Exercise:
Some lines in the records below may hold the word "between"; give the number of those lines and nothing else.

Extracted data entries
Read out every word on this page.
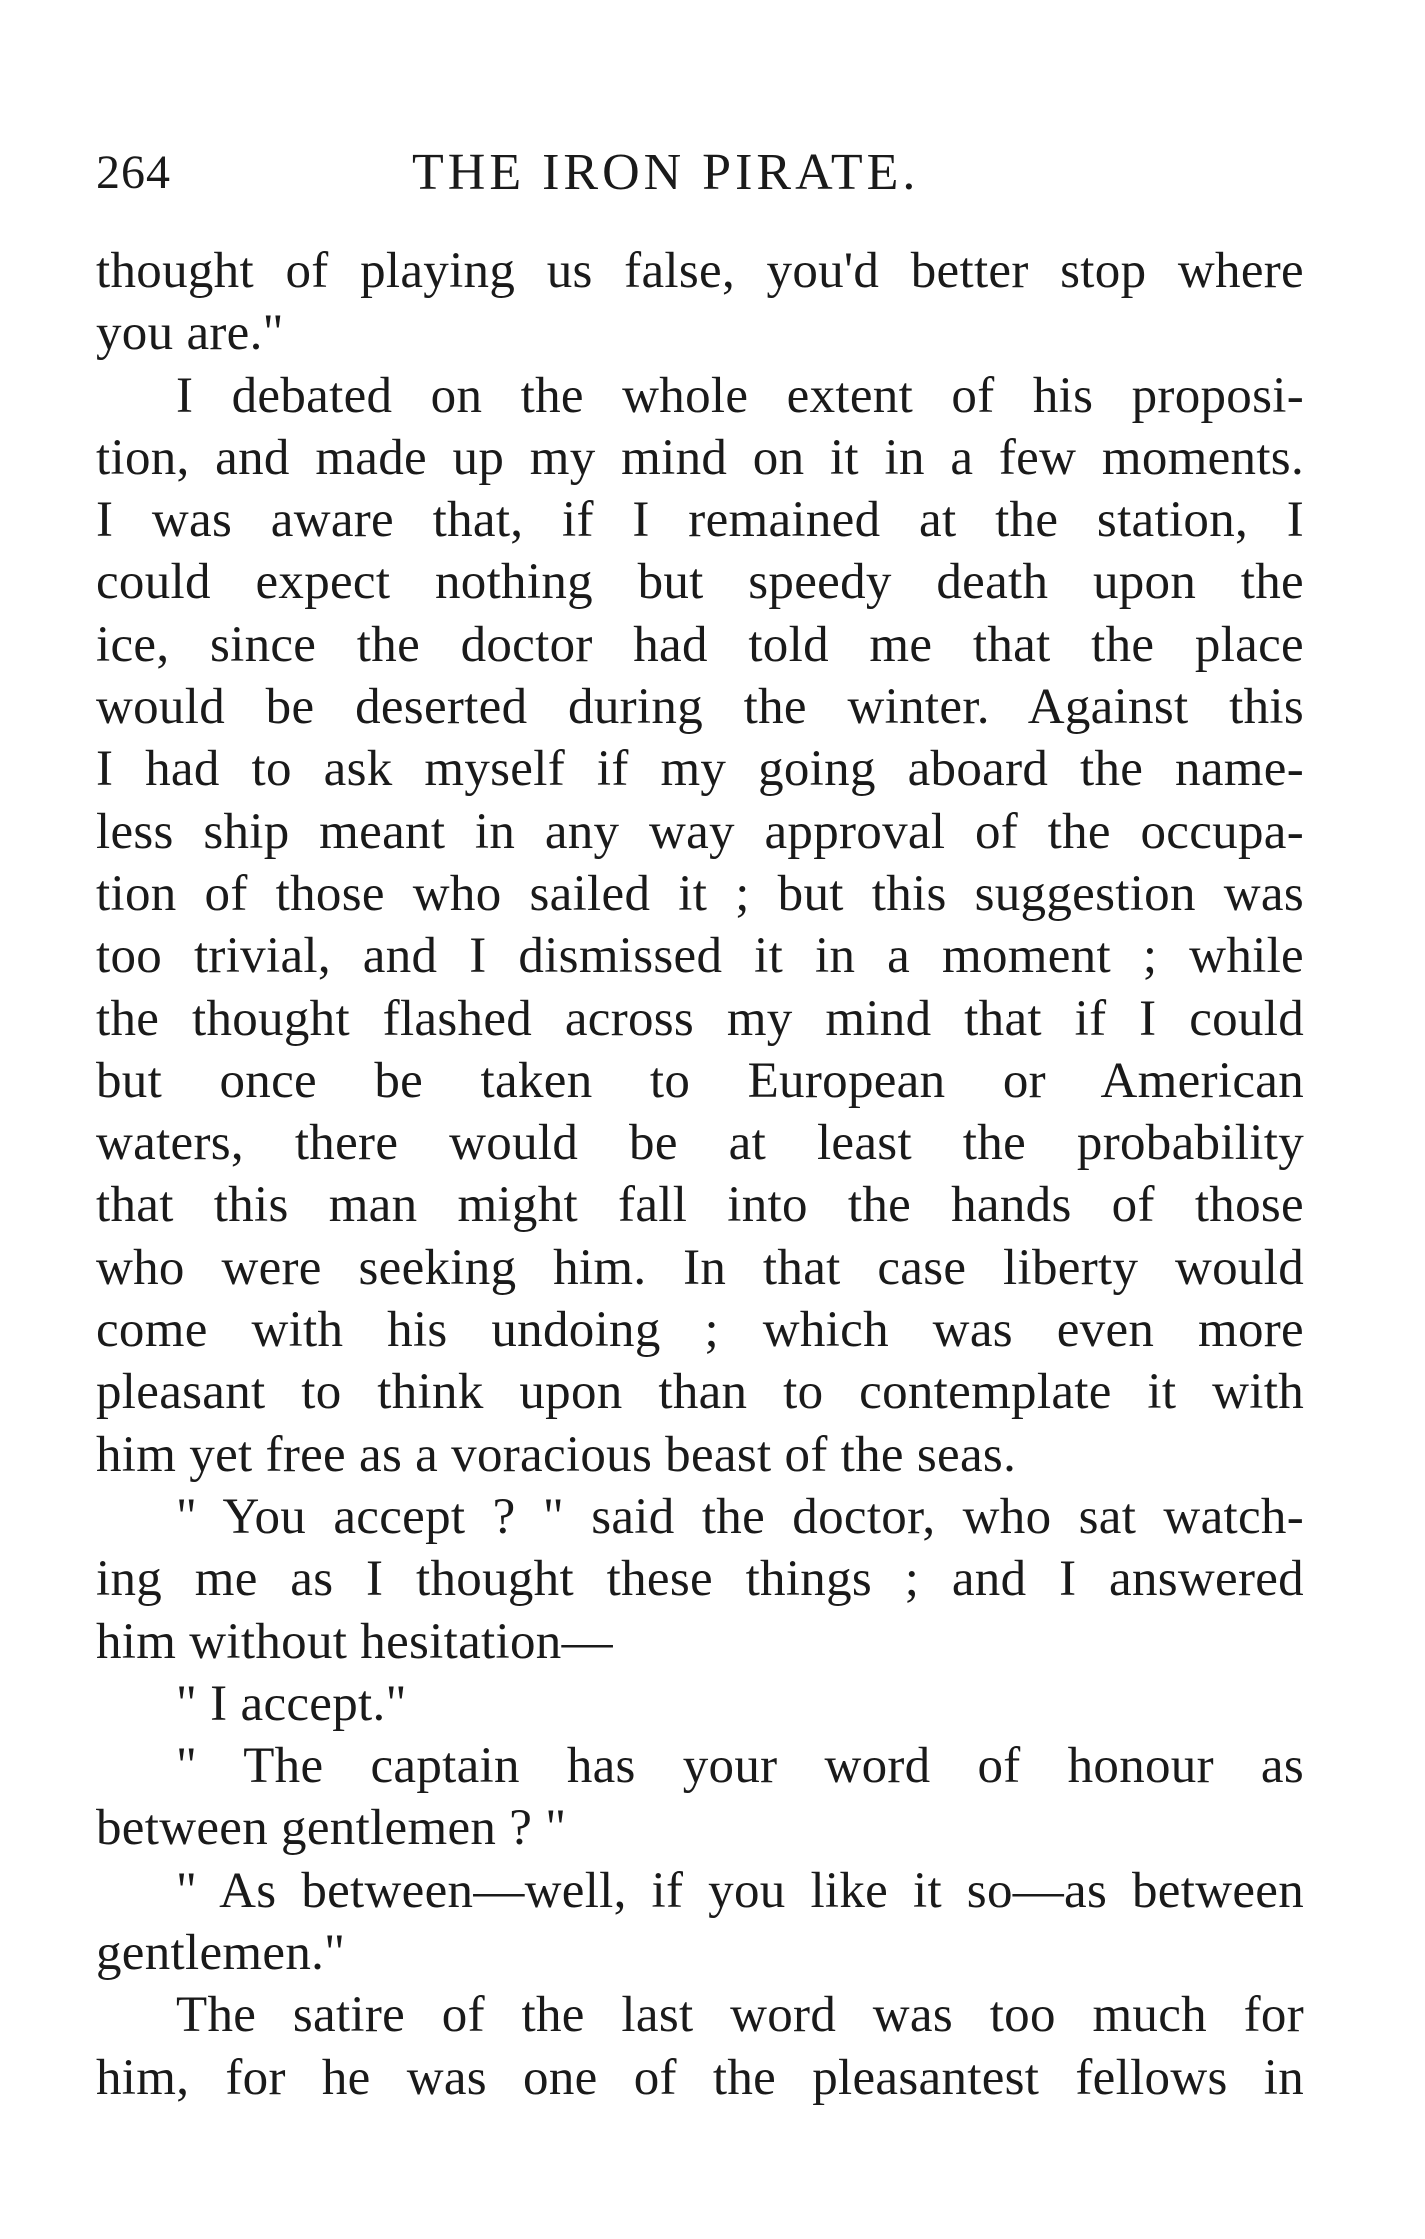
264	THE IRON PIRATE.
thought of playing us false, you'd better stop where
you are."
I debated on the whole extent of his proposi-
tion, and made up my mind on it in a few moments.
I was aware that, if I remained at the station, I
could expect nothing but speedy death upon the
ice, since the doctor had told me that the place
would be deserted during the winter. Against this
I had to ask myself if my going aboard the name-
less ship meant in any way approval of the occupa-
tion of those who sailed it ; but this suggestion was
too trivial, and I dismissed it in a moment ; while
the thought flashed across my mind that if I could
but once be taken to European or American
waters, there would be at least the probability
that this man might fall into the hands of those
who were seeking him. In that case liberty would
come with his undoing ; which was even more
pleasant to think upon than to contemplate it with
him yet free as a voracious beast of the seas.
" You accept ? " said the doctor, who sat watch-
ing me as I thought these things ; and I answered
him without hesitation—
" I accept."
" The captain has your word of honour as
between gentlemen ? "
" As between—well, if you like it so—as between
gentlemen."
The satire of the last word was too much for
him, for he was one of the pleasantest fellows in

Solution to this problem:
2